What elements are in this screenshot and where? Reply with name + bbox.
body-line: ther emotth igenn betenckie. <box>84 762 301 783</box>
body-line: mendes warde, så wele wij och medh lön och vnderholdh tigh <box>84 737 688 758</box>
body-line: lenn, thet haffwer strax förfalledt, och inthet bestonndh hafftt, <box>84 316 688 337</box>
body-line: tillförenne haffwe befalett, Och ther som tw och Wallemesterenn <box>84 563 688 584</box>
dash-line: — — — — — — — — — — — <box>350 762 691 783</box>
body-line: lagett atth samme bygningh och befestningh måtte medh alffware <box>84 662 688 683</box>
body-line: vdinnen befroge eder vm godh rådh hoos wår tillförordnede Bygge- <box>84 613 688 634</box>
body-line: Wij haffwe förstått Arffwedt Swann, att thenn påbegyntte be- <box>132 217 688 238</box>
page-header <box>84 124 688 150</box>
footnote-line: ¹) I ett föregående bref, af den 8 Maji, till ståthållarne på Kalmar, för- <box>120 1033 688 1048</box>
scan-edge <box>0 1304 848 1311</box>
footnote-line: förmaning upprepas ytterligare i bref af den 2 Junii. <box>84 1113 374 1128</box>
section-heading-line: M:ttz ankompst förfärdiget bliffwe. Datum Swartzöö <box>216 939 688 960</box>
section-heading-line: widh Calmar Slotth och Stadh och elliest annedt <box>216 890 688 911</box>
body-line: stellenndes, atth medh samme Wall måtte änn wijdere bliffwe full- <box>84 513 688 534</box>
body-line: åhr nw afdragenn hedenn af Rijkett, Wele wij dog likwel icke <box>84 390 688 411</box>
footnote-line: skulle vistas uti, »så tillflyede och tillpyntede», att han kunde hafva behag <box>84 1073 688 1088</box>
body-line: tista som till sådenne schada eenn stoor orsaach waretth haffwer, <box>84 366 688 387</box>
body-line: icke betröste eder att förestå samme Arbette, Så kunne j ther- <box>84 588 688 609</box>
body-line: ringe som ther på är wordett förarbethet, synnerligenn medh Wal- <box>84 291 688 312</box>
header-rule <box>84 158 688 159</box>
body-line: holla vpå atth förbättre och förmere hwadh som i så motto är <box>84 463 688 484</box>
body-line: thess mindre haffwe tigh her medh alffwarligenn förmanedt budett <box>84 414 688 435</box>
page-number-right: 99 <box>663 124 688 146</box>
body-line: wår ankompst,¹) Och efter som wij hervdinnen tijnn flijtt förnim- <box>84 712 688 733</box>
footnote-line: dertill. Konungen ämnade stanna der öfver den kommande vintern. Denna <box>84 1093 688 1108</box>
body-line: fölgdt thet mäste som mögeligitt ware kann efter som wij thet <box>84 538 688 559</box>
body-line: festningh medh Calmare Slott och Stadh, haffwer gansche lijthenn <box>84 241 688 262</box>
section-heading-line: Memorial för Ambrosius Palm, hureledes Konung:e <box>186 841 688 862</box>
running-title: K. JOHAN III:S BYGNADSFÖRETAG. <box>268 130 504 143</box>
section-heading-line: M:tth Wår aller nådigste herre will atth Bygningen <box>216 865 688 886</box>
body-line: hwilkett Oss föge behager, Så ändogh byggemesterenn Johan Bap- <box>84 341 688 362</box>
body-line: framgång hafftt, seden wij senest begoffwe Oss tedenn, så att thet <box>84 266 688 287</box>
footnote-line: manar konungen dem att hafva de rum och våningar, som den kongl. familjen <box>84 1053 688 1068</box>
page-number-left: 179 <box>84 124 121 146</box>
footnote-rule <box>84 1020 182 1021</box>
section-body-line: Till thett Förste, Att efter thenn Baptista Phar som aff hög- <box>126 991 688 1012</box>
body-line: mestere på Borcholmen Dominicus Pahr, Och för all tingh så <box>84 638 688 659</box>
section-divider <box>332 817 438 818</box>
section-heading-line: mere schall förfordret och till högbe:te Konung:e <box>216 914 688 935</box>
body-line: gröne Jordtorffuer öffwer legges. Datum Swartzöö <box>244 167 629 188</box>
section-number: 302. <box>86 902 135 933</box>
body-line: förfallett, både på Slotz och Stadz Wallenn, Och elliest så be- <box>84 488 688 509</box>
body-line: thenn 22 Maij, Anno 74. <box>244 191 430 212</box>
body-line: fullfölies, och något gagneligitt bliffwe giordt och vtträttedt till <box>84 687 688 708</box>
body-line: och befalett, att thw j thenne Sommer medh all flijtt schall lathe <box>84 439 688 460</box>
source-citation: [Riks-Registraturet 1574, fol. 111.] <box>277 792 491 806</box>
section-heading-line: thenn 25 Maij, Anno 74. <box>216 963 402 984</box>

Aufgabenstellung: Übertragen Sie sämtliche Zeilen der obigen Einträge in eine Markdown-Tabelle mit den Spalten „Nr.“ und „Zeile“. Lassen Sie dabei Leerzeilen weg.

Antwort:
| Nr. | Zeile |
|---|---|
| 1 | What elements are in this screenshot and where? Reply with name + bbox. |
| 2 | body-line: ther emotth igenn betenckie. <box>84 762 301 783</box> |
| 3 | body-line: mendes warde, så wele wij och medh lön och vnderholdh tigh <box>84 737 688 758</box> |
| 4 | body-line: lenn, thet haffwer strax förfalledt, och inthet bestonndh hafftt, <box>84 316 688 337</box> |
| 5 | body-line: tillförenne haffwe befalett, Och ther som tw och Wallemesterenn <box>84 563 688 584</box> |
| 6 | dash-line: — — — — — — — — — — — <box>350 762 691 783</box> |
| 7 | body-line: lagett atth samme bygningh och befestningh måtte medh alffware <box>84 662 688 683</box> |
| 8 | body-line: vdinnen befroge eder vm godh rådh hoos wår tillförordnede Bygge- <box>84 613 688 634</box> |
| 9 | body-line: Wij haffwe förstått Arffwedt Swann, att thenn påbegyntte be- <box>132 217 688 238</box> |
| 10 | page-header <box>84 124 688 150</box> |
| 11 | footnote-line: ¹) I ett föregående bref, af den 8 Maji, till ståthållarne på Kalmar, för- <box>120 1033 688 1048</box> |
| 12 | scan-edge <box>0 1304 848 1311</box> |
| 13 | footnote-line: förmaning upprepas ytterligare i bref af den 2 Junii. <box>84 1113 374 1128</box> |
| 14 | section-heading-line: M:ttz ankompst förfärdiget bliffwe. Datum Swartzöö <box>216 939 688 960</box> |
| 15 | section-heading-line: widh Calmar Slotth och Stadh och elliest annedt <box>216 890 688 911</box> |
| 16 | body-line: stellenndes, atth medh samme Wall måtte änn wijdere bliffwe full- <box>84 513 688 534</box> |
| 17 | body-line: åhr nw afdragenn hedenn af Rijkett, Wele wij dog likwel icke <box>84 390 688 411</box> |
| 18 | footnote-line: skulle vistas uti, »så tillflyede och tillpyntede», att han kunde hafva behag <box>84 1073 688 1088</box> |
| 19 | body-line: tista som till sådenne schada eenn stoor orsaach waretth haffwer, <box>84 366 688 387</box> |
| 20 | body-line: icke betröste eder att förestå samme Arbette, Så kunne j ther- <box>84 588 688 609</box> |
| 21 | body-line: ringe som ther på är wordett förarbethet, synnerligenn medh Wal- <box>84 291 688 312</box> |
| 22 | header-rule <box>84 158 688 159</box> |
| 23 | body-line: holla vpå atth förbättre och förmere hwadh som i så motto är <box>84 463 688 484</box> |
| 24 | body-line: thess mindre haffwe tigh her medh alffwarligenn förmanedt budett <box>84 414 688 435</box> |
| 25 | page-number-right: 99 <box>663 124 688 146</box> |
| 26 | body-line: wår ankompst,¹) Och efter som wij hervdinnen tijnn flijtt förnim- <box>84 712 688 733</box> |
| 27 | footnote-line: dertill. Konungen ämnade stanna der öfver den kommande vintern. Denna <box>84 1093 688 1108</box> |
| 28 | body-line: fölgdt thet mäste som mögeligitt ware kann efter som wij thet <box>84 538 688 559</box> |
| 29 | body-line: festningh medh Calmare Slott och Stadh, haffwer gansche lijthenn <box>84 241 688 262</box> |
| 30 | section-heading-line: Memorial för Ambrosius Palm, hureledes Konung:e <box>186 841 688 862</box> |
| 31 | running-title: K. JOHAN III:S BYGNADSFÖRETAG. <box>268 130 504 143</box> |
| 32 | section-heading-line: M:tth Wår aller nådigste herre will atth Bygningen <box>216 865 688 886</box> |
| 33 | body-line: hwilkett Oss föge behager, Så ändogh byggemesterenn Johan Bap- <box>84 341 688 362</box> |
| 34 | body-line: framgång hafftt, seden wij senest begoffwe Oss tedenn, så att thet <box>84 266 688 287</box> |
| 35 | footnote-line: manar konungen dem att hafva de rum och våningar, som den kongl. familjen <box>84 1053 688 1068</box> |
| 36 | page-number-left: 179 <box>84 124 121 146</box> |
| 37 | footnote-rule <box>84 1020 182 1021</box> |
| 38 | section-body-line: Till thett Förste, Att efter thenn Baptista Phar som aff hög- <box>126 991 688 1012</box> |
| 39 | body-line: mestere på Borcholmen Dominicus Pahr, Och för all tingh så <box>84 638 688 659</box> |
| 40 | section-divider <box>332 817 438 818</box> |
| 41 | section-heading-line: mere schall förfordret och till högbe:te Konung:e <box>216 914 688 935</box> |
| 42 | body-line: gröne Jordtorffuer öffwer legges. Datum Swartzöö <box>244 167 629 188</box> |
| 43 | section-number: 302. <box>86 902 135 933</box> |
| 44 | body-line: förfallett, både på Slotz och Stadz Wallenn, Och elliest så be- <box>84 488 688 509</box> |
| 45 | body-line: thenn 22 Maij, Anno 74. <box>244 191 430 212</box> |
| 46 | body-line: fullfölies, och något gagneligitt bliffwe giordt och vtträttedt till <box>84 687 688 708</box> |
| 47 | body-line: och befalett, att thw j thenne Sommer medh all flijtt schall lathe <box>84 439 688 460</box> |
| 48 | source-citation: [Riks-Registraturet 1574, fol. 111.] <box>277 792 491 806</box> |
| 49 | section-heading-line: thenn 25 Maij, Anno 74. <box>216 963 402 984</box> |